Give the number of lines in this listing that contain "brand", with no other words.

--- start THE INPUT ---

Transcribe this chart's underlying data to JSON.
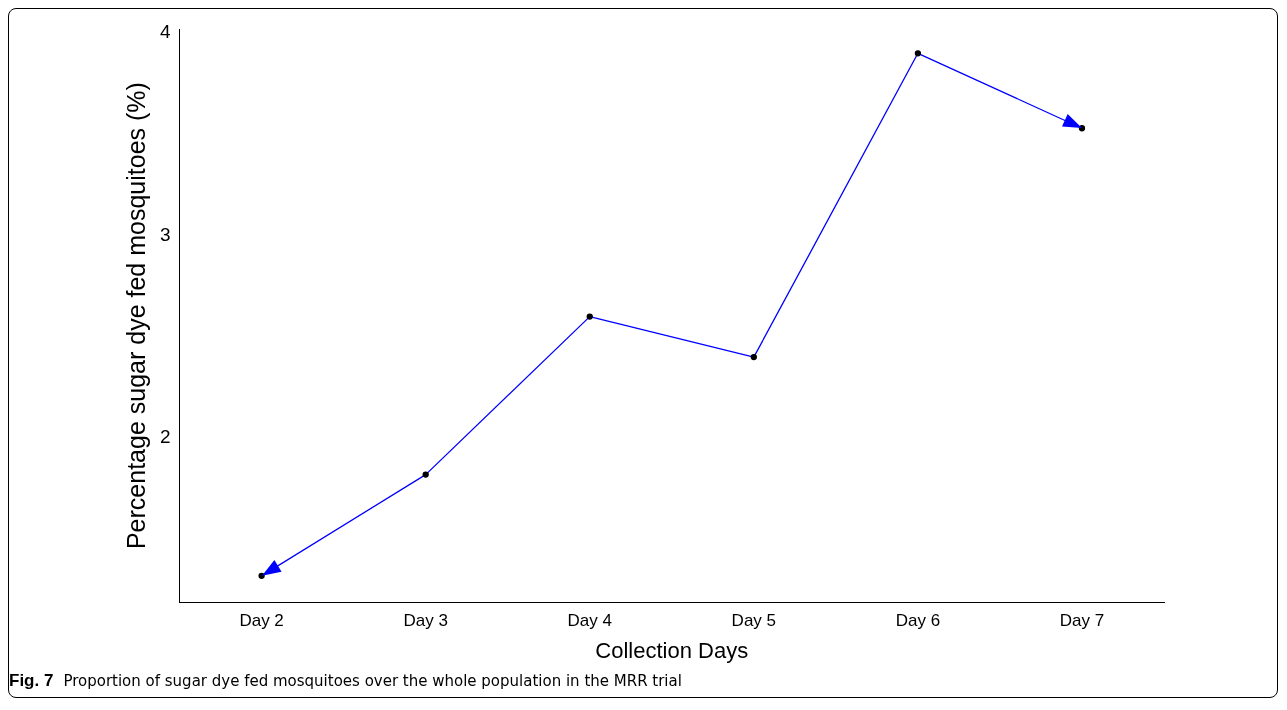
{
  "chart_data": {
    "type": "line",
    "xlabel": "Collection Days",
    "ylabel": "Percentage sugar dye fed mosquitoes (%)",
    "categories": [
      "Day 2",
      "Day 3",
      "Day 4",
      "Day 5",
      "Day 6",
      "Day 7"
    ],
    "series": [
      {
        "color": "#0000ff",
        "values": [
          1.32,
          1.82,
          2.6,
          2.4,
          3.9,
          3.53
        ]
      }
    ],
    "ylim": [
      1.19,
      4.02
    ],
    "yticks": [
      2,
      3,
      4
    ],
    "marker": "circle",
    "grid": false,
    "legend": false,
    "annotations": [
      "Fig. 7",
      "Proportion of sugar dye fed mosquitoes over the whole population in the MRR trial"
    ]
  }
}
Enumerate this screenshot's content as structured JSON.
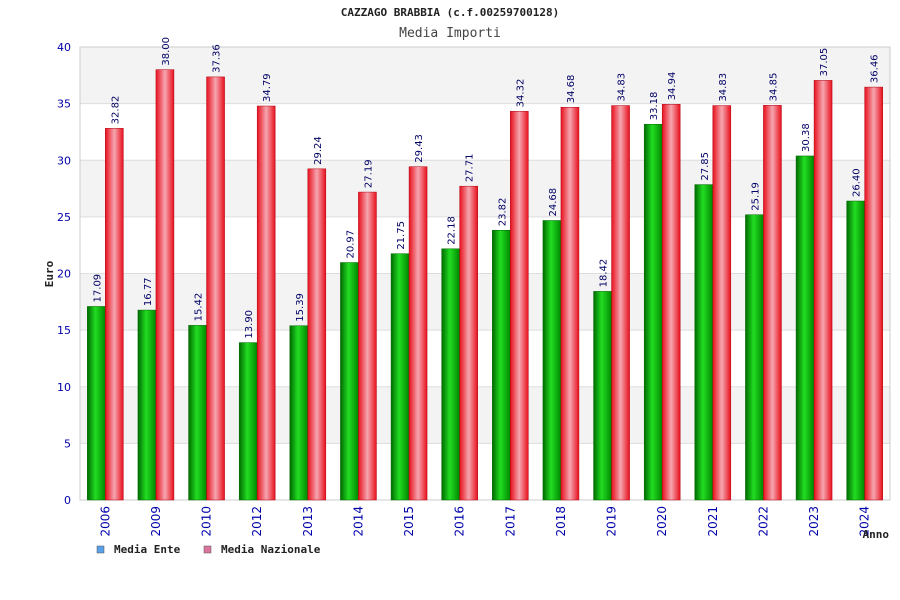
{
  "chart_data": {
    "type": "bar",
    "title": "CAZZAGO BRABBIA (c.f.00259700128)",
    "subtitle": "Media Importi",
    "xlabel": "Anno",
    "ylabel": "Euro",
    "ylim": [
      0,
      40
    ],
    "yticks": [
      0,
      5,
      10,
      15,
      20,
      25,
      30,
      35,
      40
    ],
    "grid": true,
    "legend_position": "bottom-left",
    "categories": [
      "2006",
      "2009",
      "2010",
      "2012",
      "2013",
      "2014",
      "2015",
      "2016",
      "2017",
      "2018",
      "2019",
      "2020",
      "2021",
      "2022",
      "2023",
      "2024"
    ],
    "series": [
      {
        "name": "Media Ente",
        "color": "#00aa00",
        "legend_color": "#5aa0e8",
        "values": [
          17.09,
          16.77,
          15.42,
          13.9,
          15.39,
          20.97,
          21.75,
          22.18,
          23.82,
          24.68,
          18.42,
          33.18,
          27.85,
          25.19,
          30.38,
          26.4
        ],
        "labels": [
          "17.09",
          "16.77",
          "15.42",
          "13.90",
          "15.39",
          "20.97",
          "21.75",
          "22.18",
          "23.82",
          "24.68",
          "18.42",
          "33.18",
          "27.85",
          "25.19",
          "30.38",
          "26.40"
        ]
      },
      {
        "name": "Media Nazionale",
        "color": "#e8101c",
        "legend_color": "#d9749e",
        "values": [
          32.82,
          38.0,
          37.36,
          34.79,
          29.24,
          27.19,
          29.43,
          27.71,
          34.32,
          34.68,
          34.83,
          34.94,
          34.83,
          34.85,
          37.05,
          36.46
        ],
        "labels": [
          "32.82",
          "38.00",
          "37.36",
          "34.79",
          "29.24",
          "27.19",
          "29.43",
          "27.71",
          "34.32",
          "34.68",
          "34.83",
          "34.94",
          "34.83",
          "34.85",
          "37.05",
          "36.46"
        ]
      }
    ]
  }
}
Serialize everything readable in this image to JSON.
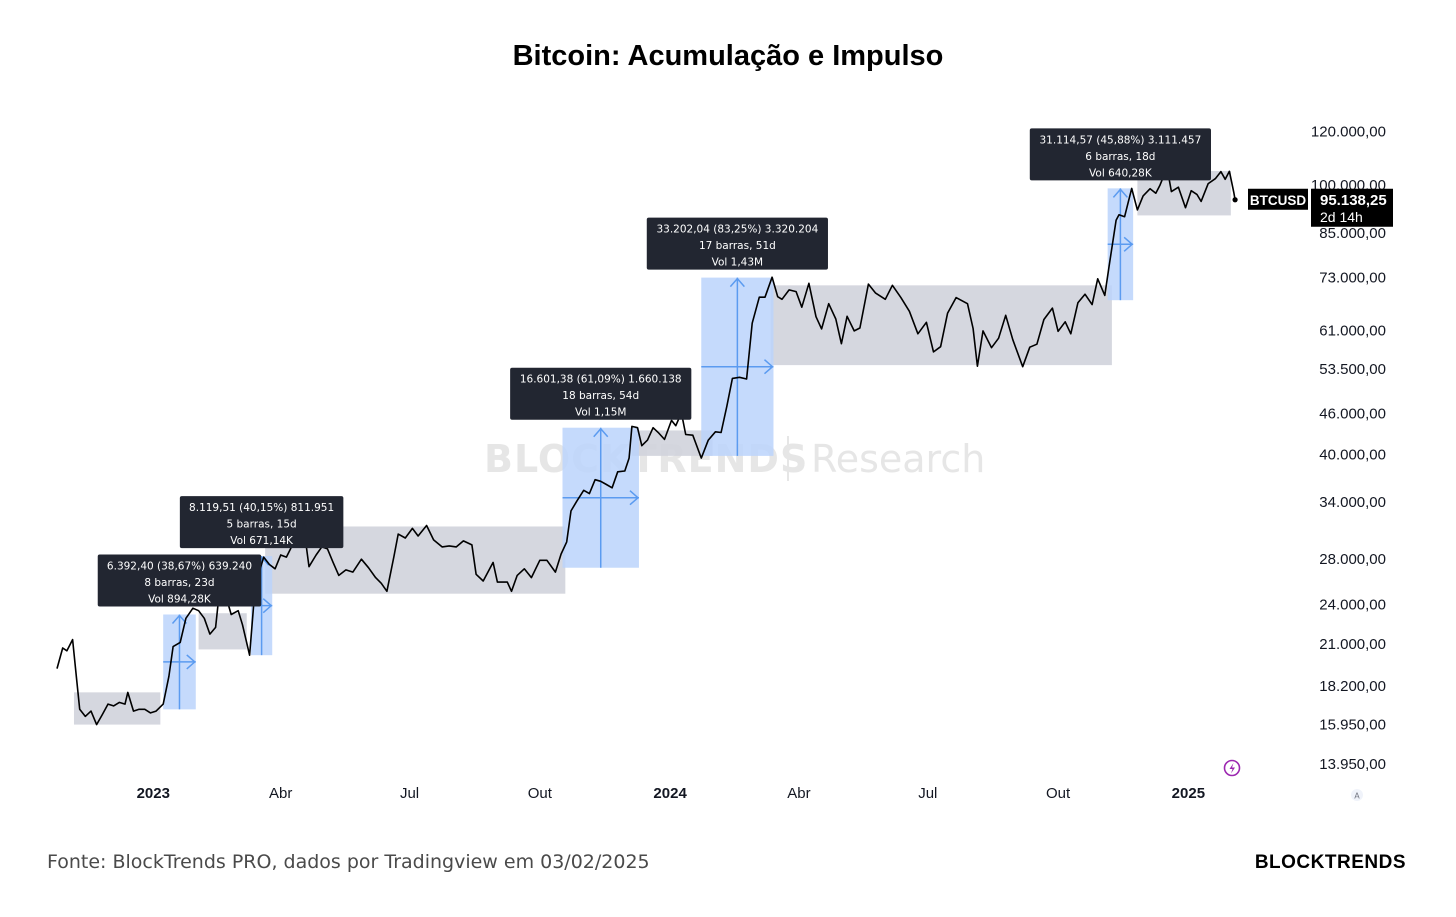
{
  "title": "Bitcoin: Acumulação e Impulso",
  "footer": {
    "source": "Fonte: BlockTrends PRO, dados por Tradingview em 03/02/2025",
    "brand": "BLOCKTRENDS"
  },
  "watermark": {
    "brand": "BLOCKTRENDS",
    "suffix": "Research"
  },
  "colors": {
    "line": "#000000",
    "accumulation_box": "#d1d4dc",
    "impulse_box": "#bbd3fb",
    "impulse_arrow": "#5b9bf0",
    "label_bg": "#222631",
    "price_tag_bg": "#000000"
  },
  "chart_data": {
    "type": "line",
    "scale": "log",
    "symbol": "BTCUSD",
    "last_price": "95.138,25",
    "countdown": "2d 14h",
    "y_ticks": [
      {
        "v": 120000,
        "label": "120.000,00"
      },
      {
        "v": 100000,
        "label": "100.000,00"
      },
      {
        "v": 85000,
        "label": "85.000,00"
      },
      {
        "v": 73000,
        "label": "73.000,00"
      },
      {
        "v": 61000,
        "label": "61.000,00"
      },
      {
        "v": 53500,
        "label": "53.500,00"
      },
      {
        "v": 46000,
        "label": "46.000,00"
      },
      {
        "v": 40000,
        "label": "40.000,00"
      },
      {
        "v": 34000,
        "label": "34.000,00"
      },
      {
        "v": 28000,
        "label": "28.000,00"
      },
      {
        "v": 24000,
        "label": "24.000,00"
      },
      {
        "v": 21000,
        "label": "21.000,00"
      },
      {
        "v": 18200,
        "label": "18.200,00"
      },
      {
        "v": 15950,
        "label": "15.950,00"
      },
      {
        "v": 13950,
        "label": "13.950,00"
      }
    ],
    "x_ticks": [
      {
        "date": "2023-01-01",
        "label": "2023",
        "year": true
      },
      {
        "date": "2023-04-01",
        "label": "Abr",
        "year": false
      },
      {
        "date": "2023-07-01",
        "label": "Jul",
        "year": false
      },
      {
        "date": "2023-10-01",
        "label": "Out",
        "year": false
      },
      {
        "date": "2024-01-01",
        "label": "2024",
        "year": true
      },
      {
        "date": "2024-04-01",
        "label": "Abr",
        "year": false
      },
      {
        "date": "2024-07-01",
        "label": "Jul",
        "year": false
      },
      {
        "date": "2024-10-01",
        "label": "Out",
        "year": false
      },
      {
        "date": "2025-01-01",
        "label": "2025",
        "year": true
      }
    ],
    "x_range": [
      "2022-10-25",
      "2025-02-10"
    ],
    "y_range": [
      13300,
      130000
    ],
    "series": [
      {
        "points": [
          [
            "2022-10-25",
            19300
          ],
          [
            "2022-10-29",
            20700
          ],
          [
            "2022-11-01",
            20500
          ],
          [
            "2022-11-05",
            21300
          ],
          [
            "2022-11-08",
            18500
          ],
          [
            "2022-11-10",
            16800
          ],
          [
            "2022-11-14",
            16400
          ],
          [
            "2022-11-18",
            16700
          ],
          [
            "2022-11-22",
            15950
          ],
          [
            "2022-11-26",
            16500
          ],
          [
            "2022-11-30",
            17100
          ],
          [
            "2022-12-04",
            17000
          ],
          [
            "2022-12-08",
            17200
          ],
          [
            "2022-12-12",
            17100
          ],
          [
            "2022-12-14",
            17800
          ],
          [
            "2022-12-18",
            16700
          ],
          [
            "2022-12-22",
            16800
          ],
          [
            "2022-12-26",
            16800
          ],
          [
            "2022-12-30",
            16600
          ],
          [
            "2023-01-03",
            16700
          ],
          [
            "2023-01-08",
            17100
          ],
          [
            "2023-01-12",
            18800
          ],
          [
            "2023-01-15",
            20800
          ],
          [
            "2023-01-20",
            21100
          ],
          [
            "2023-01-24",
            22900
          ],
          [
            "2023-01-29",
            23700
          ],
          [
            "2023-02-02",
            23500
          ],
          [
            "2023-02-06",
            22900
          ],
          [
            "2023-02-10",
            21700
          ],
          [
            "2023-02-14",
            22200
          ],
          [
            "2023-02-16",
            24300
          ],
          [
            "2023-02-21",
            24800
          ],
          [
            "2023-02-25",
            23200
          ],
          [
            "2023-03-02",
            23500
          ],
          [
            "2023-03-05",
            22400
          ],
          [
            "2023-03-10",
            20200
          ],
          [
            "2023-03-13",
            24100
          ],
          [
            "2023-03-17",
            26900
          ],
          [
            "2023-03-20",
            28200
          ],
          [
            "2023-03-24",
            27500
          ],
          [
            "2023-03-28",
            27100
          ],
          [
            "2023-04-01",
            28400
          ],
          [
            "2023-04-05",
            28200
          ],
          [
            "2023-04-10",
            29600
          ],
          [
            "2023-04-14",
            30500
          ],
          [
            "2023-04-18",
            30400
          ],
          [
            "2023-04-21",
            27300
          ],
          [
            "2023-04-26",
            28400
          ],
          [
            "2023-04-30",
            29200
          ],
          [
            "2023-05-04",
            29000
          ],
          [
            "2023-05-08",
            27700
          ],
          [
            "2023-05-12",
            26500
          ],
          [
            "2023-05-17",
            27000
          ],
          [
            "2023-05-22",
            26800
          ],
          [
            "2023-05-28",
            28000
          ],
          [
            "2023-06-02",
            27200
          ],
          [
            "2023-06-07",
            26300
          ],
          [
            "2023-06-11",
            25800
          ],
          [
            "2023-06-15",
            25100
          ],
          [
            "2023-06-20",
            28300
          ],
          [
            "2023-06-23",
            30500
          ],
          [
            "2023-06-28",
            30100
          ],
          [
            "2023-07-03",
            31100
          ],
          [
            "2023-07-07",
            30300
          ],
          [
            "2023-07-13",
            31400
          ],
          [
            "2023-07-18",
            29900
          ],
          [
            "2023-07-24",
            29200
          ],
          [
            "2023-07-29",
            29300
          ],
          [
            "2023-08-03",
            29200
          ],
          [
            "2023-08-08",
            29800
          ],
          [
            "2023-08-14",
            29400
          ],
          [
            "2023-08-17",
            26600
          ],
          [
            "2023-08-22",
            26000
          ],
          [
            "2023-08-29",
            27700
          ],
          [
            "2023-09-01",
            25900
          ],
          [
            "2023-09-08",
            25900
          ],
          [
            "2023-09-11",
            25100
          ],
          [
            "2023-09-15",
            26500
          ],
          [
            "2023-09-20",
            27100
          ],
          [
            "2023-09-25",
            26300
          ],
          [
            "2023-10-01",
            27900
          ],
          [
            "2023-10-06",
            27900
          ],
          [
            "2023-10-12",
            26800
          ],
          [
            "2023-10-16",
            28500
          ],
          [
            "2023-10-20",
            29700
          ],
          [
            "2023-10-23",
            33000
          ],
          [
            "2023-10-27",
            34100
          ],
          [
            "2023-11-01",
            35400
          ],
          [
            "2023-11-05",
            35000
          ],
          [
            "2023-11-09",
            36700
          ],
          [
            "2023-11-13",
            36500
          ],
          [
            "2023-11-17",
            36100
          ],
          [
            "2023-11-21",
            35700
          ],
          [
            "2023-11-25",
            37700
          ],
          [
            "2023-11-30",
            37800
          ],
          [
            "2023-12-03",
            39500
          ],
          [
            "2023-12-05",
            44000
          ],
          [
            "2023-12-09",
            43800
          ],
          [
            "2023-12-12",
            41200
          ],
          [
            "2023-12-16",
            42000
          ],
          [
            "2023-12-20",
            43800
          ],
          [
            "2023-12-24",
            43000
          ],
          [
            "2023-12-28",
            42100
          ],
          [
            "2024-01-02",
            44900
          ],
          [
            "2024-01-05",
            44100
          ],
          [
            "2024-01-09",
            46100
          ],
          [
            "2024-01-12",
            42800
          ],
          [
            "2024-01-17",
            42700
          ],
          [
            "2024-01-23",
            39500
          ],
          [
            "2024-01-28",
            42000
          ],
          [
            "2024-02-02",
            43200
          ],
          [
            "2024-02-06",
            43100
          ],
          [
            "2024-02-10",
            47100
          ],
          [
            "2024-02-14",
            51800
          ],
          [
            "2024-02-19",
            52000
          ],
          [
            "2024-02-24",
            51700
          ],
          [
            "2024-02-28",
            62500
          ],
          [
            "2024-03-04",
            68300
          ],
          [
            "2024-03-08",
            68300
          ],
          [
            "2024-03-13",
            73100
          ],
          [
            "2024-03-17",
            68400
          ],
          [
            "2024-03-20",
            67800
          ],
          [
            "2024-03-25",
            70000
          ],
          [
            "2024-03-30",
            69600
          ],
          [
            "2024-04-03",
            66000
          ],
          [
            "2024-04-08",
            71600
          ],
          [
            "2024-04-13",
            63900
          ],
          [
            "2024-04-17",
            61300
          ],
          [
            "2024-04-22",
            66800
          ],
          [
            "2024-04-27",
            63400
          ],
          [
            "2024-05-01",
            58300
          ],
          [
            "2024-05-05",
            64000
          ],
          [
            "2024-05-10",
            60900
          ],
          [
            "2024-05-14",
            61500
          ],
          [
            "2024-05-20",
            71400
          ],
          [
            "2024-05-25",
            69300
          ],
          [
            "2024-06-01",
            67800
          ],
          [
            "2024-06-06",
            71100
          ],
          [
            "2024-06-12",
            68200
          ],
          [
            "2024-06-18",
            65100
          ],
          [
            "2024-06-24",
            60300
          ],
          [
            "2024-06-30",
            62700
          ],
          [
            "2024-07-05",
            56700
          ],
          [
            "2024-07-10",
            57700
          ],
          [
            "2024-07-15",
            64700
          ],
          [
            "2024-07-21",
            68200
          ],
          [
            "2024-07-29",
            66800
          ],
          [
            "2024-08-02",
            61400
          ],
          [
            "2024-08-05",
            54000
          ],
          [
            "2024-08-09",
            60900
          ],
          [
            "2024-08-15",
            57500
          ],
          [
            "2024-08-20",
            59400
          ],
          [
            "2024-08-25",
            64200
          ],
          [
            "2024-08-30",
            59100
          ],
          [
            "2024-09-06",
            53900
          ],
          [
            "2024-09-11",
            57600
          ],
          [
            "2024-09-16",
            58200
          ],
          [
            "2024-09-21",
            63300
          ],
          [
            "2024-09-27",
            65800
          ],
          [
            "2024-10-01",
            60800
          ],
          [
            "2024-10-06",
            62800
          ],
          [
            "2024-10-10",
            60300
          ],
          [
            "2024-10-15",
            67000
          ],
          [
            "2024-10-20",
            69000
          ],
          [
            "2024-10-25",
            66600
          ],
          [
            "2024-10-29",
            72700
          ],
          [
            "2024-11-03",
            68700
          ],
          [
            "2024-11-06",
            75900
          ],
          [
            "2024-11-11",
            88700
          ],
          [
            "2024-11-13",
            90400
          ],
          [
            "2024-11-17",
            89800
          ],
          [
            "2024-11-22",
            98900
          ],
          [
            "2024-11-26",
            91900
          ],
          [
            "2024-11-30",
            96400
          ],
          [
            "2024-12-05",
            98800
          ],
          [
            "2024-12-09",
            97300
          ],
          [
            "2024-12-12",
            100000
          ],
          [
            "2024-12-17",
            106100
          ],
          [
            "2024-12-20",
            97800
          ],
          [
            "2024-12-25",
            99300
          ],
          [
            "2024-12-30",
            92600
          ],
          [
            "2025-01-03",
            98100
          ],
          [
            "2025-01-07",
            96900
          ],
          [
            "2025-01-10",
            94600
          ],
          [
            "2025-01-15",
            100500
          ],
          [
            "2025-01-20",
            102200
          ],
          [
            "2025-01-24",
            104700
          ],
          [
            "2025-01-27",
            102000
          ],
          [
            "2025-01-30",
            104800
          ],
          [
            "2025-02-02",
            97700
          ],
          [
            "2025-02-03",
            95138
          ]
        ]
      }
    ],
    "accumulation_zones": [
      {
        "start": "2022-11-06",
        "end": "2023-01-06",
        "low": 15950,
        "high": 17800
      },
      {
        "start": "2023-02-02",
        "end": "2023-03-08",
        "low": 20600,
        "high": 23300
      },
      {
        "start": "2023-03-21",
        "end": "2023-10-19",
        "low": 24900,
        "high": 31300
      },
      {
        "start": "2023-12-05",
        "end": "2024-01-31",
        "low": 39800,
        "high": 43400
      },
      {
        "start": "2024-03-12",
        "end": "2024-11-08",
        "low": 54200,
        "high": 71100
      },
      {
        "start": "2024-11-26",
        "end": "2025-01-31",
        "low": 90200,
        "high": 104900
      }
    ],
    "impulse_moves": [
      {
        "start": "2023-01-08",
        "end": "2023-01-31",
        "low": 16800,
        "high": 23200,
        "label": [
          "6.392,40 (38,67%) 639.240",
          "8 barras, 23d",
          "Vol 894,28K"
        ]
      },
      {
        "start": "2023-03-11",
        "end": "2023-03-26",
        "low": 20200,
        "high": 28300,
        "label": [
          "8.119,51 (40,15%) 811.951",
          "5 barras, 15d",
          "Vol 671,14K"
        ]
      },
      {
        "start": "2023-10-17",
        "end": "2023-12-10",
        "low": 27200,
        "high": 43800,
        "label": [
          "16.601,38 (61,09%) 1.660.138",
          "18 barras, 54d",
          "Vol 1,15M"
        ]
      },
      {
        "start": "2024-01-23",
        "end": "2024-03-14",
        "low": 39800,
        "high": 73000,
        "label": [
          "33.202,04 (83,25%) 3.320.204",
          "17 barras, 51d",
          "Vol 1,43M"
        ]
      },
      {
        "start": "2024-11-05",
        "end": "2024-11-23",
        "low": 67600,
        "high": 98900,
        "label": [
          "31.114,57 (45,88%) 3.111.457",
          "6 barras, 18d",
          "Vol 640,28K"
        ]
      }
    ]
  }
}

--- end THE INPUT ---

### SOLUTION TO THE EXERCISE
2